Records:
__________

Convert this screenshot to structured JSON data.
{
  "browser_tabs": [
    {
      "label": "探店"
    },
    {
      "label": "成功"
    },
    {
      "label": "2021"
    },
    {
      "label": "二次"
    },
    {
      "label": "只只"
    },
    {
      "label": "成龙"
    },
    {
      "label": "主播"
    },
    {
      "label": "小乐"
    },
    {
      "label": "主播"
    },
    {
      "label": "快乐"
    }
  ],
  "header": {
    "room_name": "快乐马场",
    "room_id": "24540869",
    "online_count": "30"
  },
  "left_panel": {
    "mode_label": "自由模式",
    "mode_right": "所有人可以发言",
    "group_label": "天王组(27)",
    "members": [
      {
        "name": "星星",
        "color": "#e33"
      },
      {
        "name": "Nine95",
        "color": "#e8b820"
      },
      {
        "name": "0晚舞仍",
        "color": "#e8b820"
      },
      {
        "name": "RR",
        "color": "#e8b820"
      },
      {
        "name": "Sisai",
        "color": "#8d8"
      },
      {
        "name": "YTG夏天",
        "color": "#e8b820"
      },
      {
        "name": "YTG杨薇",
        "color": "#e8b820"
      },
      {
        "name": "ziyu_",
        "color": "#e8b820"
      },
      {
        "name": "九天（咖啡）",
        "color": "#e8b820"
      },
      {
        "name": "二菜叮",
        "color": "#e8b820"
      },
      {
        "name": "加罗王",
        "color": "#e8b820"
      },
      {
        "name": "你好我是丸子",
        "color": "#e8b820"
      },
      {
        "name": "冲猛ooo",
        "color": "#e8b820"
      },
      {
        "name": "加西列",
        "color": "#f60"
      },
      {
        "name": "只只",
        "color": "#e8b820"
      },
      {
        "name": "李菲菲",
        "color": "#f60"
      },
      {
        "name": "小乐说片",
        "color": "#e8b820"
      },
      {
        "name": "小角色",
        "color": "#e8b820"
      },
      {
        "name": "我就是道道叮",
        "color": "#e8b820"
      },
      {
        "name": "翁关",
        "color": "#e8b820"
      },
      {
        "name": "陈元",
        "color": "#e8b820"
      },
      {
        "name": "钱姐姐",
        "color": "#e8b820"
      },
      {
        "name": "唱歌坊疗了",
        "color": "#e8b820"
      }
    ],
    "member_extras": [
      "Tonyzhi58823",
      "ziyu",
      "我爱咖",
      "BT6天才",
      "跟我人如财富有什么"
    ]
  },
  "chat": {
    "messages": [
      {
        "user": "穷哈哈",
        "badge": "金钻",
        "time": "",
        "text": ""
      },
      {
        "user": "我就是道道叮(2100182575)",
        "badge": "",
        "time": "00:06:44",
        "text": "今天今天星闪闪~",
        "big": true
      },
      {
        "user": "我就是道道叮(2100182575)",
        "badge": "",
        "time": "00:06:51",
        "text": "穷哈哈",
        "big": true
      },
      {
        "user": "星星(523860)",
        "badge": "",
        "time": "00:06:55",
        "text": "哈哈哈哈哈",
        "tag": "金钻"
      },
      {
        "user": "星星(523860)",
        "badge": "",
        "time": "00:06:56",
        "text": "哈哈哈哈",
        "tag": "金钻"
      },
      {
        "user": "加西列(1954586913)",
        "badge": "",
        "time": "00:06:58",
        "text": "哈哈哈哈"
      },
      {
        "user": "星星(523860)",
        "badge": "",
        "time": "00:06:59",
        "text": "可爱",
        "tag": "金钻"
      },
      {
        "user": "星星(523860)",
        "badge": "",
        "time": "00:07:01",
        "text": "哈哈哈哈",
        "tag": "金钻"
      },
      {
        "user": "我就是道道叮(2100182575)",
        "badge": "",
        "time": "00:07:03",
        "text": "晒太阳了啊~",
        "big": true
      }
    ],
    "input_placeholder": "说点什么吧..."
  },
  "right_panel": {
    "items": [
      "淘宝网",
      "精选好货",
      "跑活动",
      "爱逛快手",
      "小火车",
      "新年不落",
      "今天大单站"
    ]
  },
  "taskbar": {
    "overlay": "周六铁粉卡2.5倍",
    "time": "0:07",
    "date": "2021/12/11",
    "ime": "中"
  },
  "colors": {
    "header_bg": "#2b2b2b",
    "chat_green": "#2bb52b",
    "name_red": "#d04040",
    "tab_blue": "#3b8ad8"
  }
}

__________

> [Task objective]: Take the entries above and copy them out exactly.

> [Solution to this task]:
Convert this screenshot to structured JSON data.
{
  "browser_tabs": [
    {
      "label": "探店"
    },
    {
      "label": "成功"
    },
    {
      "label": "2021"
    },
    {
      "label": "二次"
    },
    {
      "label": "只只"
    },
    {
      "label": "成龙"
    },
    {
      "label": "主播"
    },
    {
      "label": "小乐"
    },
    {
      "label": "主播"
    },
    {
      "label": "快乐"
    }
  ],
  "header": {
    "room_name": "快乐马场",
    "room_id": "24540869",
    "online_count": "30"
  },
  "left_panel": {
    "mode_label": "自由模式",
    "mode_right": "所有人可以发言",
    "group_label": "天王组(27)",
    "members": [
      {
        "name": "星星",
        "color": "#e33"
      },
      {
        "name": "Nine95",
        "color": "#e8b820"
      },
      {
        "name": "0晚舞仍",
        "color": "#e8b820"
      },
      {
        "name": "RR",
        "color": "#e8b820"
      },
      {
        "name": "Sisai",
        "color": "#8d8"
      },
      {
        "name": "YTG夏天",
        "color": "#e8b820"
      },
      {
        "name": "YTG杨薇",
        "color": "#e8b820"
      },
      {
        "name": "ziyu_",
        "color": "#e8b820"
      },
      {
        "name": "九天（咖啡）",
        "color": "#e8b820"
      },
      {
        "name": "二菜叮",
        "color": "#e8b820"
      },
      {
        "name": "加罗王",
        "color": "#e8b820"
      },
      {
        "name": "你好我是丸子",
        "color": "#e8b820"
      },
      {
        "name": "冲猛ooo",
        "color": "#e8b820"
      },
      {
        "name": "加西列",
        "color": "#f60"
      },
      {
        "name": "只只",
        "color": "#e8b820"
      },
      {
        "name": "李菲菲",
        "color": "#f60"
      },
      {
        "name": "小乐说片",
        "color": "#e8b820"
      },
      {
        "name": "小角色",
        "color": "#e8b820"
      },
      {
        "name": "我就是道道叮",
        "color": "#e8b820"
      },
      {
        "name": "翁关",
        "color": "#e8b820"
      },
      {
        "name": "陈元",
        "color": "#e8b820"
      },
      {
        "name": "钱姐姐",
        "color": "#e8b820"
      },
      {
        "name": "唱歌坊疗了",
        "color": "#e8b820"
      }
    ],
    "member_extras": [
      "Tonyzhi58823",
      "ziyu",
      "我爱咖",
      "BT6天才",
      "跟我人如财富有什么"
    ]
  },
  "chat": {
    "messages": [
      {
        "user": "穷哈哈",
        "badge": "金钻",
        "time": "",
        "text": ""
      },
      {
        "user": "我就是道道叮(2100182575)",
        "badge": "",
        "time": "00:06:44",
        "text": "今天今天星闪闪~",
        "big": true
      },
      {
        "user": "我就是道道叮(2100182575)",
        "badge": "",
        "time": "00:06:51",
        "text": "穷哈哈",
        "big": true
      },
      {
        "user": "星星(523860)",
        "badge": "",
        "time": "00:06:55",
        "text": "哈哈哈哈哈",
        "tag": "金钻"
      },
      {
        "user": "星星(523860)",
        "badge": "",
        "time": "00:06:56",
        "text": "哈哈哈哈",
        "tag": "金钻"
      },
      {
        "user": "加西列(1954586913)",
        "badge": "",
        "time": "00:06:58",
        "text": "哈哈哈哈"
      },
      {
        "user": "星星(523860)",
        "badge": "",
        "time": "00:06:59",
        "text": "可爱",
        "tag": "金钻"
      },
      {
        "user": "星星(523860)",
        "badge": "",
        "time": "00:07:01",
        "text": "哈哈哈哈",
        "tag": "金钻"
      },
      {
        "user": "我就是道道叮(2100182575)",
        "badge": "",
        "time": "00:07:03",
        "text": "晒太阳了啊~",
        "big": true
      }
    ],
    "input_placeholder": "说点什么吧..."
  },
  "right_panel": {
    "items": [
      "淘宝网",
      "精选好货",
      "跑活动",
      "爱逛快手",
      "小火车",
      "新年不落",
      "今天大单站"
    ]
  },
  "taskbar": {
    "overlay": "周六铁粉卡2.5倍",
    "time": "0:07",
    "date": "2021/12/11",
    "ime": "中"
  },
  "colors": {
    "header_bg": "#2b2b2b",
    "chat_green": "#2bb52b",
    "name_red": "#d04040",
    "tab_blue": "#3b8ad8"
  }
}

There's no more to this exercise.